Rows from a figure dataset
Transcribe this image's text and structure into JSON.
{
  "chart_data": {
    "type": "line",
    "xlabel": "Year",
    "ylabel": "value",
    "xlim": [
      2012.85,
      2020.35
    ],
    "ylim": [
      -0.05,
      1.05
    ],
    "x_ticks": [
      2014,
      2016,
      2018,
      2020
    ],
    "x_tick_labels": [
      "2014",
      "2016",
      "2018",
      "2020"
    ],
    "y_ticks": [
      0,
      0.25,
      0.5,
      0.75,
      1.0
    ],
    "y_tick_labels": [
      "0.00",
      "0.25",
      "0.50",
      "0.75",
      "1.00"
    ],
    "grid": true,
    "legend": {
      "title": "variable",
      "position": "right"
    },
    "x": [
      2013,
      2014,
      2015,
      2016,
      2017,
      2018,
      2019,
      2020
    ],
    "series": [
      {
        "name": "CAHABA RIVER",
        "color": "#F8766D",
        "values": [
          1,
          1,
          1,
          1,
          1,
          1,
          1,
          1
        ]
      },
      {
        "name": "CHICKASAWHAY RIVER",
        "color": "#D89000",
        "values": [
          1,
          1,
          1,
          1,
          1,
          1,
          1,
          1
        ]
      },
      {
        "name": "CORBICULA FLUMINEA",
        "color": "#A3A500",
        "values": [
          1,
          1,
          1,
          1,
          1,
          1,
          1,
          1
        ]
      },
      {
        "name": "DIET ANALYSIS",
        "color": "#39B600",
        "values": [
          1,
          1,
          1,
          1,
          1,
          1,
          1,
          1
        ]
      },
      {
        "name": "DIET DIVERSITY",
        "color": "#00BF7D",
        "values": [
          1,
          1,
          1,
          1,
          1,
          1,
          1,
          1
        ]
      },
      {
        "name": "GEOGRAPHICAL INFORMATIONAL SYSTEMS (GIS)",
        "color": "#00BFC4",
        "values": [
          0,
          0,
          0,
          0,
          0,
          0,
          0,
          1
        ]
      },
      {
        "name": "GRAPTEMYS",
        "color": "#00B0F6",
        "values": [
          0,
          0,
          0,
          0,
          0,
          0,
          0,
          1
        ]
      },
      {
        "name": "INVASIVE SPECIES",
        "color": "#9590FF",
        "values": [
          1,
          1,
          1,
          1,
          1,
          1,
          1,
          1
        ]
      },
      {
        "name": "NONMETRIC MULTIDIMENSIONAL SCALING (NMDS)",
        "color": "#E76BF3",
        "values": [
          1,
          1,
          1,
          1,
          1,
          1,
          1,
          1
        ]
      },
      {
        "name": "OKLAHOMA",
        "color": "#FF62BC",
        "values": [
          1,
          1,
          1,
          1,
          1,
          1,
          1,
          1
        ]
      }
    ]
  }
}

(Task details): Using the data above, copy each line that contains "DIET".

(Solution below):
        "name": "DIET ANALYSIS",
        "name": "DIET DIVERSITY",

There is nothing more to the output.